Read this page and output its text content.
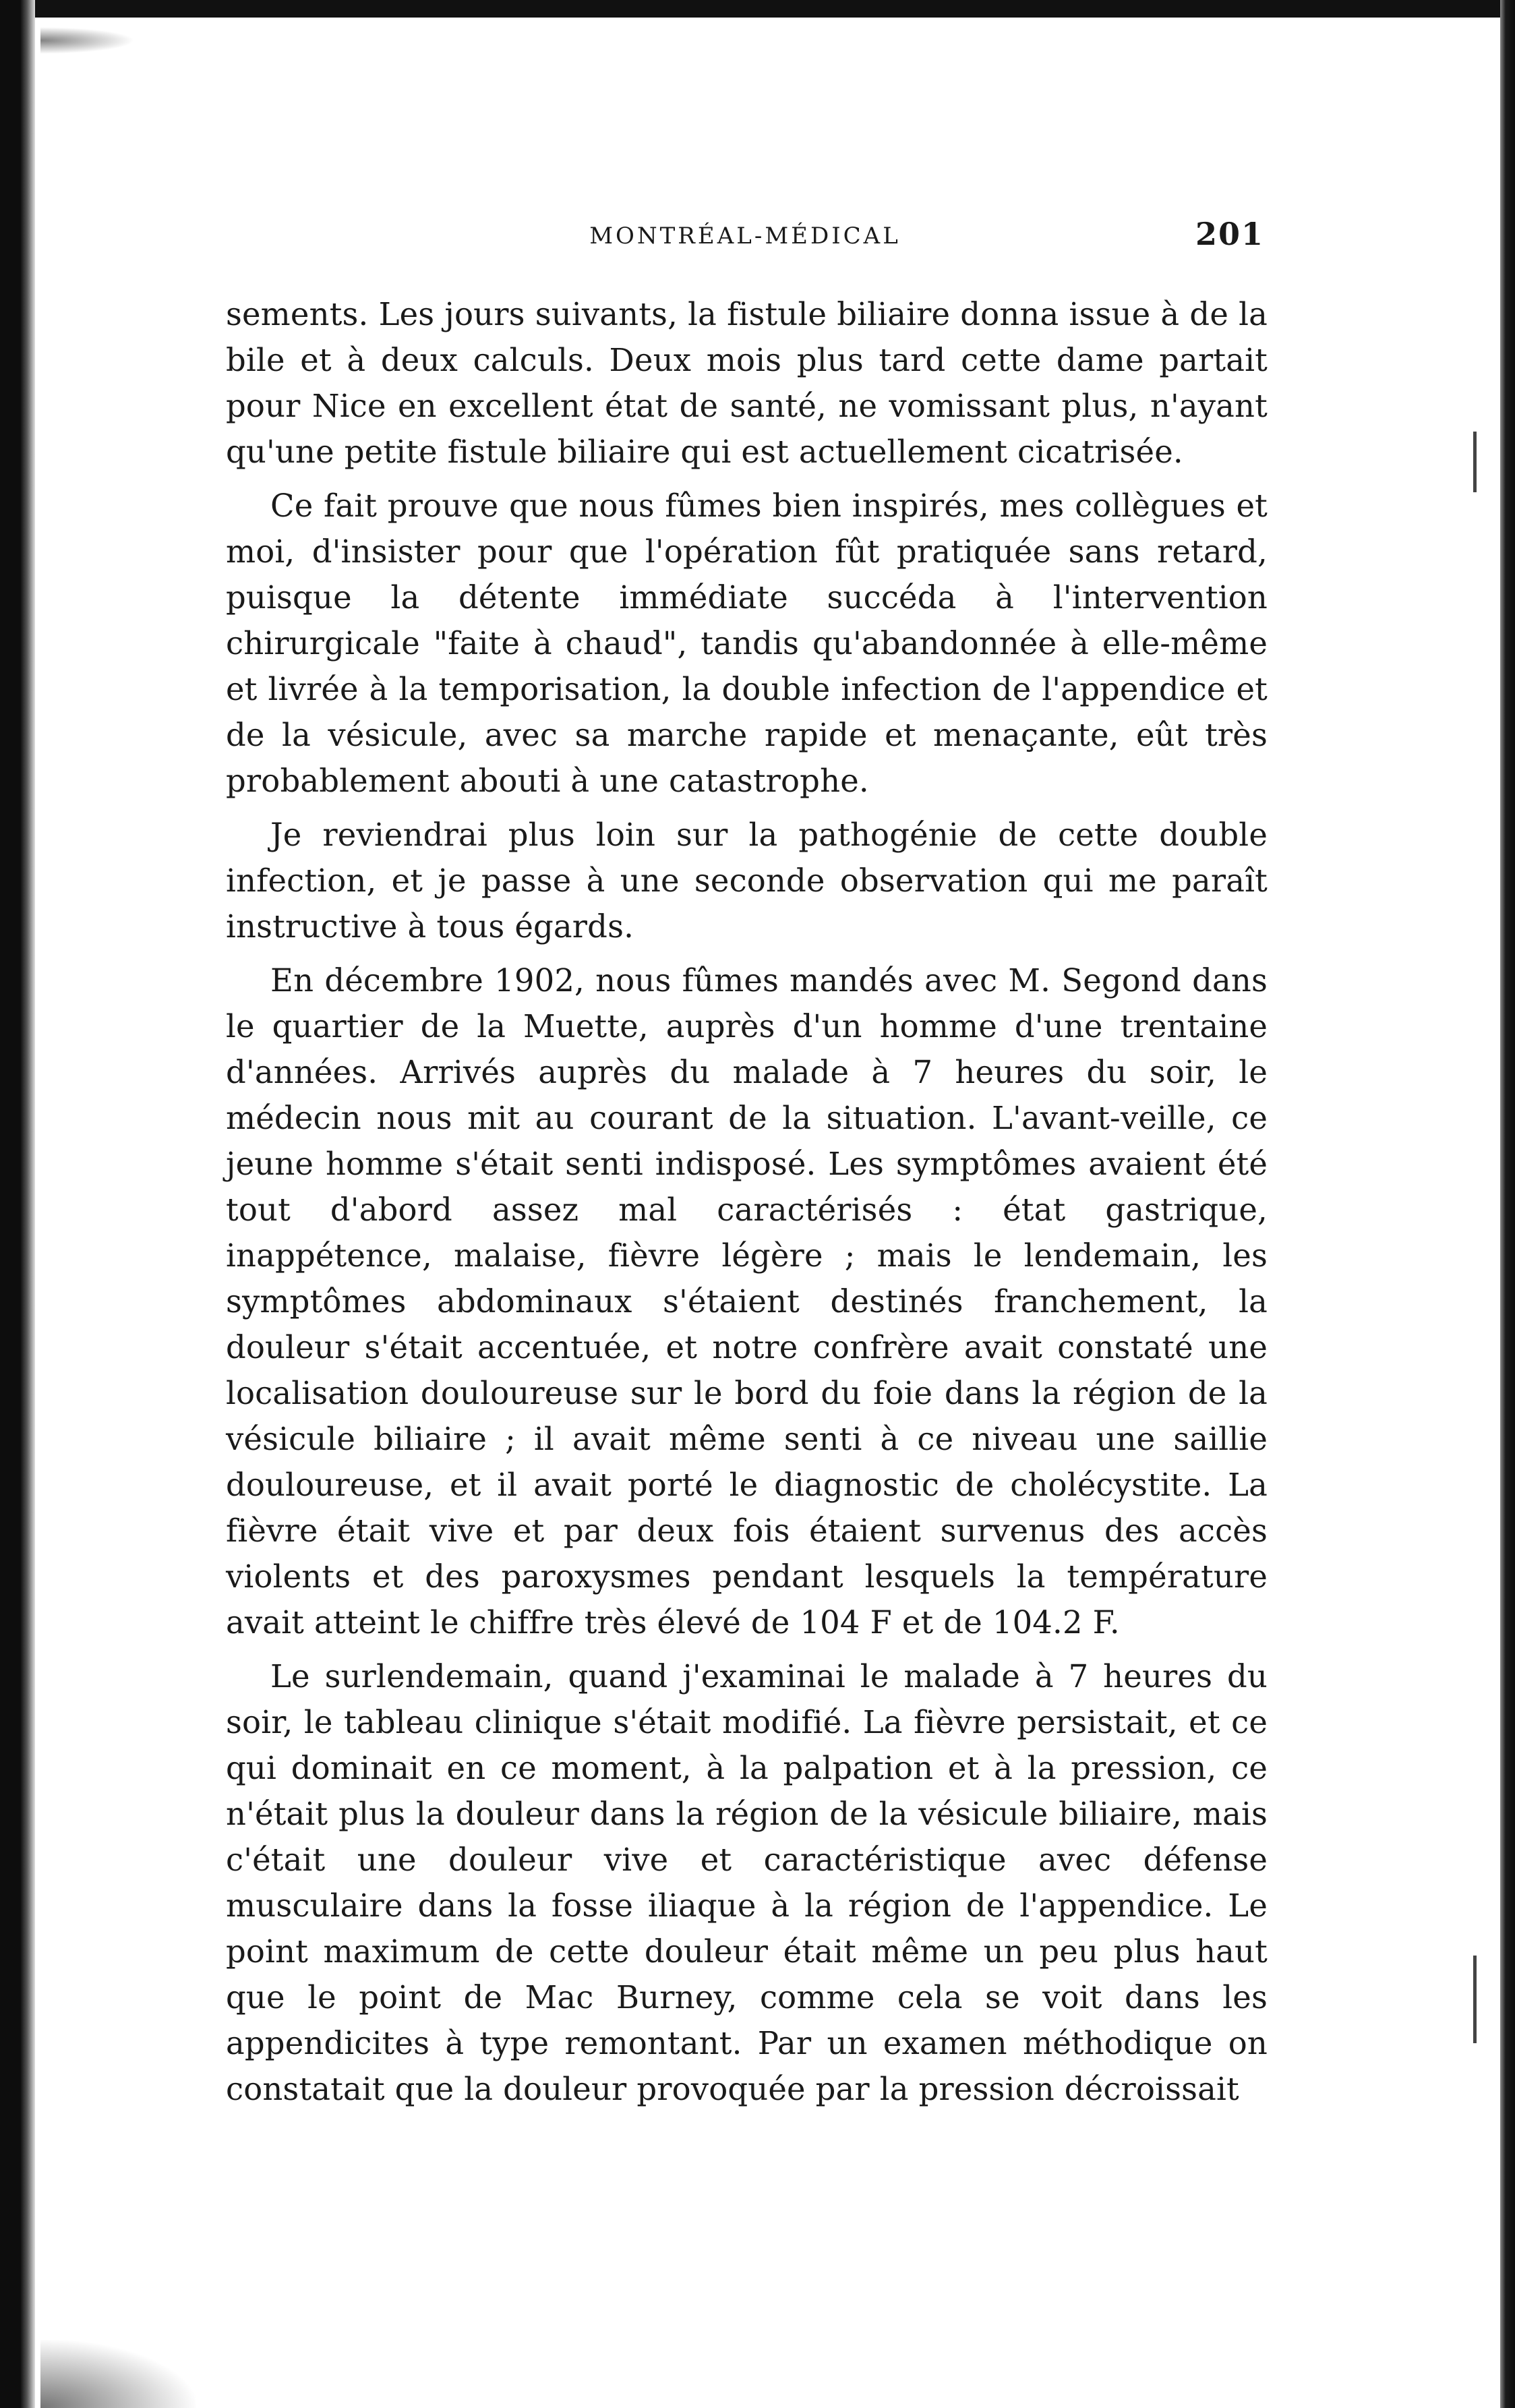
MONTRÉAL-MÉDICAL	201

sements. Les jours suivants, la fistule biliaire donna issue à de la bile et à deux calculs. Deux mois plus tard cette dame partait pour Nice en excellent état de santé, ne vomissant plus, n'ayant qu'une petite fistule biliaire qui est actuellement cicatrisée.

Ce fait prouve que nous fûmes bien inspirés, mes collègues et moi, d'insister pour que l'opération fût pratiquée sans retard, puisque la détente immédiate succéda à l'intervention chirurgicale "faite à chaud", tandis qu'abandonnée à elle-même et livrée à la temporisation, la double infection de l'appendice et de la vésicule, avec sa marche rapide et menaçante, eût très probablement abouti à une catastrophe.

Je reviendrai plus loin sur la pathogénie de cette double infection, et je passe à une seconde observation qui me paraît instructive à tous égards.

En décembre 1902, nous fûmes mandés avec M. Segond dans le quartier de la Muette, auprès d'un homme d'une trentaine d'années. Arrivés auprès du malade à 7 heures du soir, le médecin nous mit au courant de la situation. L'avant-veille, ce jeune homme s'était senti indisposé. Les symptômes avaient été tout d'abord assez mal caractérisés : état gastrique, inappétence, malaise, fièvre légère ; mais le lendemain, les symptômes abdominaux s'étaient destinés franchement, la douleur s'était accentuée, et notre confrère avait constaté une localisation douloureuse sur le bord du foie dans la région de la vésicule biliaire ; il avait même senti à ce niveau une saillie douloureuse, et il avait porté le diagnostic de cholécystite. La fièvre était vive et par deux fois étaient survenus des accès violents et des paroxysmes pendant lesquels la température avait atteint le chiffre très élevé de 104 F et de 104.2 F.

Le surlendemain, quand j'examinai le malade à 7 heures du soir, le tableau clinique s'était modifié. La fièvre persistait, et ce qui dominait en ce moment, à la palpation et à la pression, ce n'était plus la douleur dans la région de la vésicule biliaire, mais c'était une douleur vive et caractéristique avec défense musculaire dans la fosse iliaque à la région de l'appendice. Le point maximum de cette douleur était même un peu plus haut que le point de Mac Burney, comme cela se voit dans les appendicites à type remontant. Par un examen méthodique on constatait que la douleur provoquée par la pression décroissait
★ ★ ★
### WORK TO DO
Out of the material above, gather each line where "infection" appears.

### WRITTEN REPLY
Ce fait prouve que nous fûmes bien inspirés, mes collègues et moi, d'insister pour que l'opération fût pratiquée sans retard, puisque la détente immédiate succéda à l'intervention chirurgicale "faite à chaud", tandis qu'abandonnée à elle-même et livrée à la temporisation, la double infection de l'appendice et de la vésicule, avec sa marche rapide et menaçante, eût très probablement abouti à une catastrophe.
Je reviendrai plus loin sur la pathogénie de cette double infection, et je passe à une seconde observation qui me paraît instructive à tous égards.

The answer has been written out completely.